- [DIRECTION] Filter the records below down to lines containing "verified".

- [DATA LINES]

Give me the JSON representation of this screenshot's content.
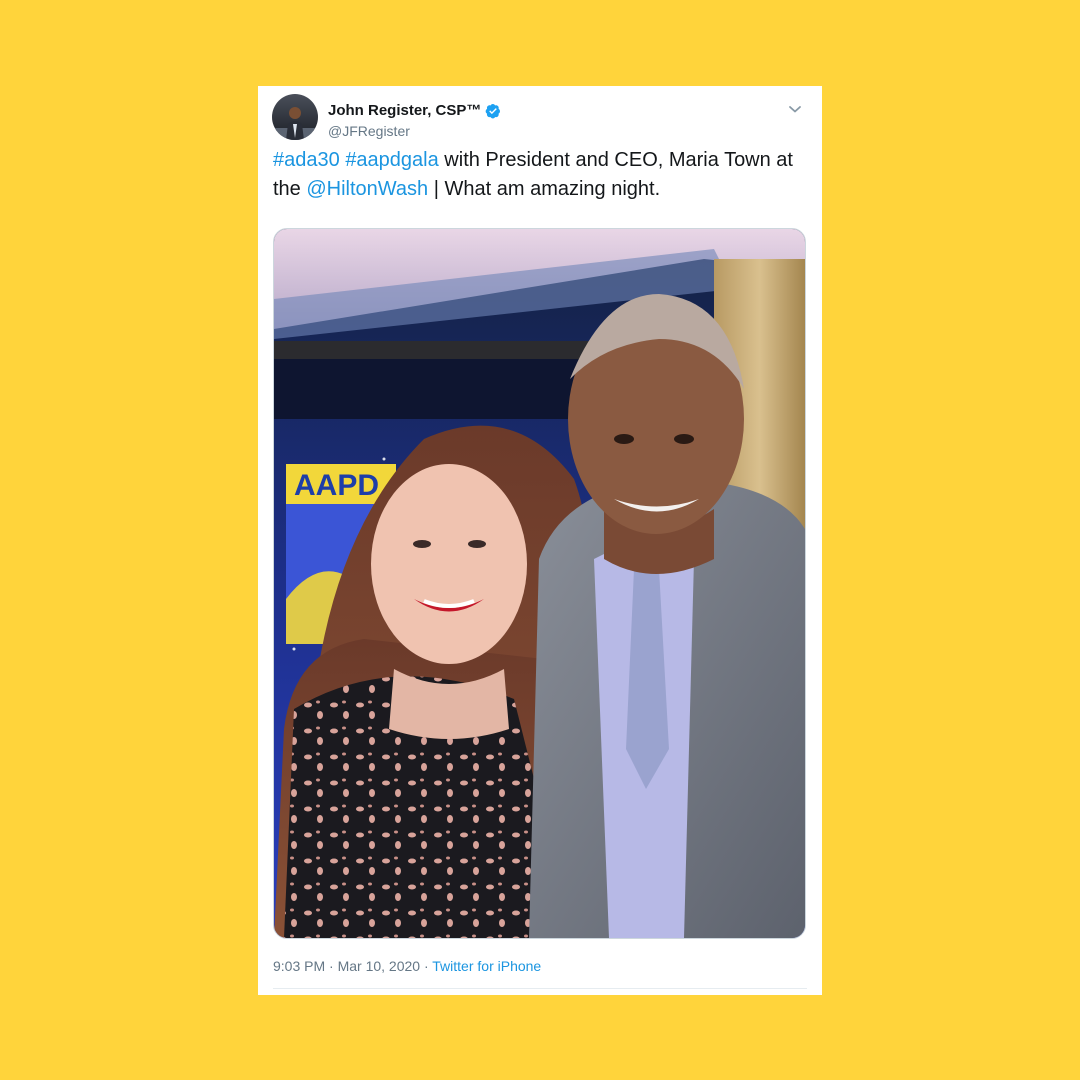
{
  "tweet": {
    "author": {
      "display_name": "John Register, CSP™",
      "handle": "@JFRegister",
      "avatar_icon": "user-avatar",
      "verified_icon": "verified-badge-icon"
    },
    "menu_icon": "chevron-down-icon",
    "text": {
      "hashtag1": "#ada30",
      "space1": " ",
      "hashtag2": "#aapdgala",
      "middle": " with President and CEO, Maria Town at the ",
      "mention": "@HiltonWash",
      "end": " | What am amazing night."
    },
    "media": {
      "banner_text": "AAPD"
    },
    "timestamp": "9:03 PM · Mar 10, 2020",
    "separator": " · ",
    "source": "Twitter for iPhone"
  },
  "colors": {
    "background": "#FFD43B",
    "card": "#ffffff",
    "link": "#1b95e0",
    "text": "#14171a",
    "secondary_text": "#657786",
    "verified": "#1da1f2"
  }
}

- [TASK RESPONSE]
      "verified_icon": "verified-badge-icon"
    "verified": "#1da1f2"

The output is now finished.